_Your task_.
Set out every line bearing the string "sakstittel".

_Rows_.
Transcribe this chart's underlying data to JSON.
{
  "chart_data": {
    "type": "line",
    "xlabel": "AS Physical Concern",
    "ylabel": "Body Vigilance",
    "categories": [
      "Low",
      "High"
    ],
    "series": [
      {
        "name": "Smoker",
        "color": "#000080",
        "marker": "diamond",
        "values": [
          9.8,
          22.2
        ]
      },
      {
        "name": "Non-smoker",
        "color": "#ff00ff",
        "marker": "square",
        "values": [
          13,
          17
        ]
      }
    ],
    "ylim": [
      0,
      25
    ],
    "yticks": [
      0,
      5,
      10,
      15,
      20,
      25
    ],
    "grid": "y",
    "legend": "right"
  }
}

* * *

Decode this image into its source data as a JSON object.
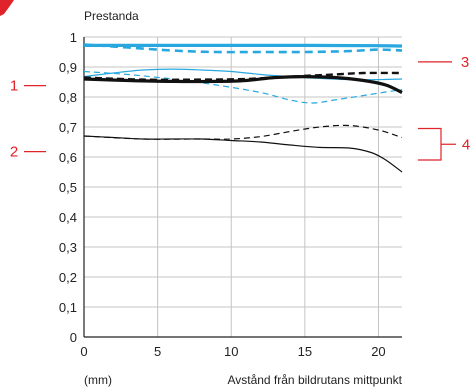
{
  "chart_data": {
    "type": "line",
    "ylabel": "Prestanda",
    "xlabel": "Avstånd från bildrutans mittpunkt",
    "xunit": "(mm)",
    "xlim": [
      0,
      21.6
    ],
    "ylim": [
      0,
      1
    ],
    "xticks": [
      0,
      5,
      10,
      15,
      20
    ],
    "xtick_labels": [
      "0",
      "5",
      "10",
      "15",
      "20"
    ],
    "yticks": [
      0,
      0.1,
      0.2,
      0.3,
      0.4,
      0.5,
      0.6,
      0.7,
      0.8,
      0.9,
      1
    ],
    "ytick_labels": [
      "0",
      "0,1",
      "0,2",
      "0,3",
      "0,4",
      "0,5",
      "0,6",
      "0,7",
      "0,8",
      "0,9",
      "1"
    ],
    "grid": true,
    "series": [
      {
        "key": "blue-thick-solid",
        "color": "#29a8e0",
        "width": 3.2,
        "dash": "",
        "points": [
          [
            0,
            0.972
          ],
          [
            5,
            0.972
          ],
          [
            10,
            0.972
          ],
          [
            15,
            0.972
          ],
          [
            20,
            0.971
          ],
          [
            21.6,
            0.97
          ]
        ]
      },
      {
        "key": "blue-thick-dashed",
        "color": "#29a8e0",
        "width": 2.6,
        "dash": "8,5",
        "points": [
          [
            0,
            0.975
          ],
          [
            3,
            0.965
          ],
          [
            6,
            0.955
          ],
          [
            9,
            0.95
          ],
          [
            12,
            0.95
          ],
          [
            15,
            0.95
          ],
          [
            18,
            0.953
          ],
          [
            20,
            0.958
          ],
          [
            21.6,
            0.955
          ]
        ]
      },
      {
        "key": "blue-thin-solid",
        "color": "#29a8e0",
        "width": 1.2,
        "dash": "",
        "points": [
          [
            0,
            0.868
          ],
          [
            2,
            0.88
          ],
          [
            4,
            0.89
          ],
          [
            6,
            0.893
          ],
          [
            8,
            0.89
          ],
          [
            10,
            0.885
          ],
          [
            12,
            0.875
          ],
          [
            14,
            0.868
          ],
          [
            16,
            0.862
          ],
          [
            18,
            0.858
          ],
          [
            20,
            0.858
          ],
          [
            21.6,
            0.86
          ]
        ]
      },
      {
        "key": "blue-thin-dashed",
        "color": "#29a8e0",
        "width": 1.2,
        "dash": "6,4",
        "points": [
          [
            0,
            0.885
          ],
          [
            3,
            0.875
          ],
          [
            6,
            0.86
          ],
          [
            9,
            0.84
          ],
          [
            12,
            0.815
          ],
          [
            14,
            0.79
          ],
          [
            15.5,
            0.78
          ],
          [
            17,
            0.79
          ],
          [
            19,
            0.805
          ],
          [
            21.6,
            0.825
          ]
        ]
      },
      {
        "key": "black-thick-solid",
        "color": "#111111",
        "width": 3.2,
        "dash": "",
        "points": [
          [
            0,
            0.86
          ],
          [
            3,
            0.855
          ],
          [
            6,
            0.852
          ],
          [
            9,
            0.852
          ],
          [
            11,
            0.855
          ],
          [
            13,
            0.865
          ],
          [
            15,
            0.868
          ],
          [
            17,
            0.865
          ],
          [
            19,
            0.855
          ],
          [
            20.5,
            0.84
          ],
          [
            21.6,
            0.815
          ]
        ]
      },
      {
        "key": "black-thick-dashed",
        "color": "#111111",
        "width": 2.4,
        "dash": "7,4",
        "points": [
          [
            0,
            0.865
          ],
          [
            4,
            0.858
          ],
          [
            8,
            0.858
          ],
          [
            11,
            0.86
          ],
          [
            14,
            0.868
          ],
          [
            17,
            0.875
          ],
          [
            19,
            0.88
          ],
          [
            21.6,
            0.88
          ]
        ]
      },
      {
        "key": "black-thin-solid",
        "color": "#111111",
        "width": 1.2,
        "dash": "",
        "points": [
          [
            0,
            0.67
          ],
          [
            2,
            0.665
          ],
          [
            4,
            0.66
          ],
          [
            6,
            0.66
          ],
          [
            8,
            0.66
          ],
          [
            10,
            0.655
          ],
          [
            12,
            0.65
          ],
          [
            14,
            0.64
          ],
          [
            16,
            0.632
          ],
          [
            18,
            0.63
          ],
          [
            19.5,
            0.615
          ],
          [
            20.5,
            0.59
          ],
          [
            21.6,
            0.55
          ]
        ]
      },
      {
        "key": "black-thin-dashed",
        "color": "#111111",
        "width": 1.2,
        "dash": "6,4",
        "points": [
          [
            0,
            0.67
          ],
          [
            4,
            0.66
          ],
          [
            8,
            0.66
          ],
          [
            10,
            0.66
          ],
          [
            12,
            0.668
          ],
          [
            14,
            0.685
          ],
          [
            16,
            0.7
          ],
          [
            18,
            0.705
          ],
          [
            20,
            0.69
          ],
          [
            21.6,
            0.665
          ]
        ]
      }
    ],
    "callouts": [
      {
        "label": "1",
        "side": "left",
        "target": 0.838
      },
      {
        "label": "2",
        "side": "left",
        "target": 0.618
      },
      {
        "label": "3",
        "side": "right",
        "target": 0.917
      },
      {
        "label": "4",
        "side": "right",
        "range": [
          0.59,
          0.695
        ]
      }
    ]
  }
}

...

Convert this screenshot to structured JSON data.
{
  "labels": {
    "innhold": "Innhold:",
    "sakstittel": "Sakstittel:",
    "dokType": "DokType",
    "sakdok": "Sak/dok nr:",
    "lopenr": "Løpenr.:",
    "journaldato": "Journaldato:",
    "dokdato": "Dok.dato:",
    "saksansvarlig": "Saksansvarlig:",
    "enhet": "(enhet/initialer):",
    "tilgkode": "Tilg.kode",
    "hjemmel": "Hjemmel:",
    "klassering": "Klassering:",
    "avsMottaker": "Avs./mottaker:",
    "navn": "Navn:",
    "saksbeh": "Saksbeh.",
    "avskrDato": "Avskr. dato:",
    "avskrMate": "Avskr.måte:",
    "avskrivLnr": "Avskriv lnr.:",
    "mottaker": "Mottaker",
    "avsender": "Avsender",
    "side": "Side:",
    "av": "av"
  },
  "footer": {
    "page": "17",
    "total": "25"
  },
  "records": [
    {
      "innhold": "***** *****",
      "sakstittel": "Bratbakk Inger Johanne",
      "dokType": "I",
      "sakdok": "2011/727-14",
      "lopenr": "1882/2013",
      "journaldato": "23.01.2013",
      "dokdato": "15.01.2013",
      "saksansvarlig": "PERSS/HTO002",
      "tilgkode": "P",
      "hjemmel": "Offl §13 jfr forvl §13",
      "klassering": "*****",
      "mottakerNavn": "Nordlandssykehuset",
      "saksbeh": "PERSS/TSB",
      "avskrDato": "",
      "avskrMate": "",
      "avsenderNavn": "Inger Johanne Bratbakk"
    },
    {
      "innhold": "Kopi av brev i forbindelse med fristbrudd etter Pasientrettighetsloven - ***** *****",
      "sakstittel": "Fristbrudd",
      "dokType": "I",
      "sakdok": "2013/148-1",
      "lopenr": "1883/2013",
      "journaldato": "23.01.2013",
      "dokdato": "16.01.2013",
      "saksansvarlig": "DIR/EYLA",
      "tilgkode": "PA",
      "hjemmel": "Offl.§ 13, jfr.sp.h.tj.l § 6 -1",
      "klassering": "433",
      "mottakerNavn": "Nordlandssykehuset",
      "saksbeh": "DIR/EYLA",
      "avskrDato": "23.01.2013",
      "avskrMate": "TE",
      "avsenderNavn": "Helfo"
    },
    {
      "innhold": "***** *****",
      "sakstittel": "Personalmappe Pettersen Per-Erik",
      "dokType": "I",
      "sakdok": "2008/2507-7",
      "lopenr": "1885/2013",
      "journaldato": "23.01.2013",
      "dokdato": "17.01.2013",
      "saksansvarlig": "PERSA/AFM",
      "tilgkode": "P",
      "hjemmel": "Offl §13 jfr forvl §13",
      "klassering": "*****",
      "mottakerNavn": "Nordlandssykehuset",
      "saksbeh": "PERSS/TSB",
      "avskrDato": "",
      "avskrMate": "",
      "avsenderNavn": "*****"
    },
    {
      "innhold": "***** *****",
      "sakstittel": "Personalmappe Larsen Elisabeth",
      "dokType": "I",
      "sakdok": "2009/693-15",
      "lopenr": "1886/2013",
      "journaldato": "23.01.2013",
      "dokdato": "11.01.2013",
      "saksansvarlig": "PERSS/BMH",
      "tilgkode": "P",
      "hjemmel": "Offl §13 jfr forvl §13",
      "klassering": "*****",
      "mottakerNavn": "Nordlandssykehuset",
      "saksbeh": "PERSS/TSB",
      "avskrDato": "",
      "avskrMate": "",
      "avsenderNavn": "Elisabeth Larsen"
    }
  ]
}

_Answer to this exercise_.
    "sakstittel": "Sakstittel:",
      "sakstittel": "Bratbakk Inger Johanne",
      "sakstittel": "Fristbrudd",
      "sakstittel": "Personalmappe Pettersen Per-Erik",
      "sakstittel": "Personalmappe Larsen Elisabeth",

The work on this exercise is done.